◆ Exercise details ◆
Within the records below, find each line that holds the string "text", then copy it.

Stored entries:
------------

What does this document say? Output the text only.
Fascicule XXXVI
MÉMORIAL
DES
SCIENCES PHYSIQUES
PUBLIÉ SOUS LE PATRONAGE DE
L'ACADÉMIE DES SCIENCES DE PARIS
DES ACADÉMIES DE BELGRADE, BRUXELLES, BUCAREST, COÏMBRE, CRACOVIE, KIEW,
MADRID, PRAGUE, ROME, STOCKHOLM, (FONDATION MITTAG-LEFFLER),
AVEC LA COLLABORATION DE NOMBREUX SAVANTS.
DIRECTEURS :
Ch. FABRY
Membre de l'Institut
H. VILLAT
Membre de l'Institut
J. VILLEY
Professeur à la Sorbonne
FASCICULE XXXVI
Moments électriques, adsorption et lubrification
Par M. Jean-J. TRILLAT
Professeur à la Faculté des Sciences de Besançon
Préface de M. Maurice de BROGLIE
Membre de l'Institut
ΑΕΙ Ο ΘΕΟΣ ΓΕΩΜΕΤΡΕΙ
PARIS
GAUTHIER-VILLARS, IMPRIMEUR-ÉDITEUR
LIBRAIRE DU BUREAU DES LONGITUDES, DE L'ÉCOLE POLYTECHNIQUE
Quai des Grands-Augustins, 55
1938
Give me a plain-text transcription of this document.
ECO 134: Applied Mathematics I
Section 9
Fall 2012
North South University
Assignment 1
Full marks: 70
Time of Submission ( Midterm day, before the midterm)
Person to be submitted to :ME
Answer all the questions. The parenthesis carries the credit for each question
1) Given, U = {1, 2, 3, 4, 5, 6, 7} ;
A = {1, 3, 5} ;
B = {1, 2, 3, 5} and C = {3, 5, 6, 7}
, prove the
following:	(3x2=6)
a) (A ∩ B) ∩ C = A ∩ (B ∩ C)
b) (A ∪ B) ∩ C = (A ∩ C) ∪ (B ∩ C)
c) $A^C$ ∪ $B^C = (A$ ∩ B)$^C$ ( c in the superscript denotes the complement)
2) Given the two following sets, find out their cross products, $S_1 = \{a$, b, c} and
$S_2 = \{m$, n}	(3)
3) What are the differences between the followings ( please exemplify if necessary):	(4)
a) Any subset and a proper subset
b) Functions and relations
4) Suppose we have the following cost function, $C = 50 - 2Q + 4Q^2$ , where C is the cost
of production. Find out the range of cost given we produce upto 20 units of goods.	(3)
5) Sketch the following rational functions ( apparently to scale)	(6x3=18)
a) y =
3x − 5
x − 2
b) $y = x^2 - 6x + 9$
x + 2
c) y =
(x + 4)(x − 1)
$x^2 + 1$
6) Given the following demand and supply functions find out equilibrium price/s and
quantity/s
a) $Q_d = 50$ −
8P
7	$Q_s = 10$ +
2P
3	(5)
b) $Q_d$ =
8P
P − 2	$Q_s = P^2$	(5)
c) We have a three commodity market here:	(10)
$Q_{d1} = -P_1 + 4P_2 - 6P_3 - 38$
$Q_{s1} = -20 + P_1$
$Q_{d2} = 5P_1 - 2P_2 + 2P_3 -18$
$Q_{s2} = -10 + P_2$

------------

◆ Result for this exercise ◆
What does this document say? Output the text only.
Give me a plain-text transcription of this document.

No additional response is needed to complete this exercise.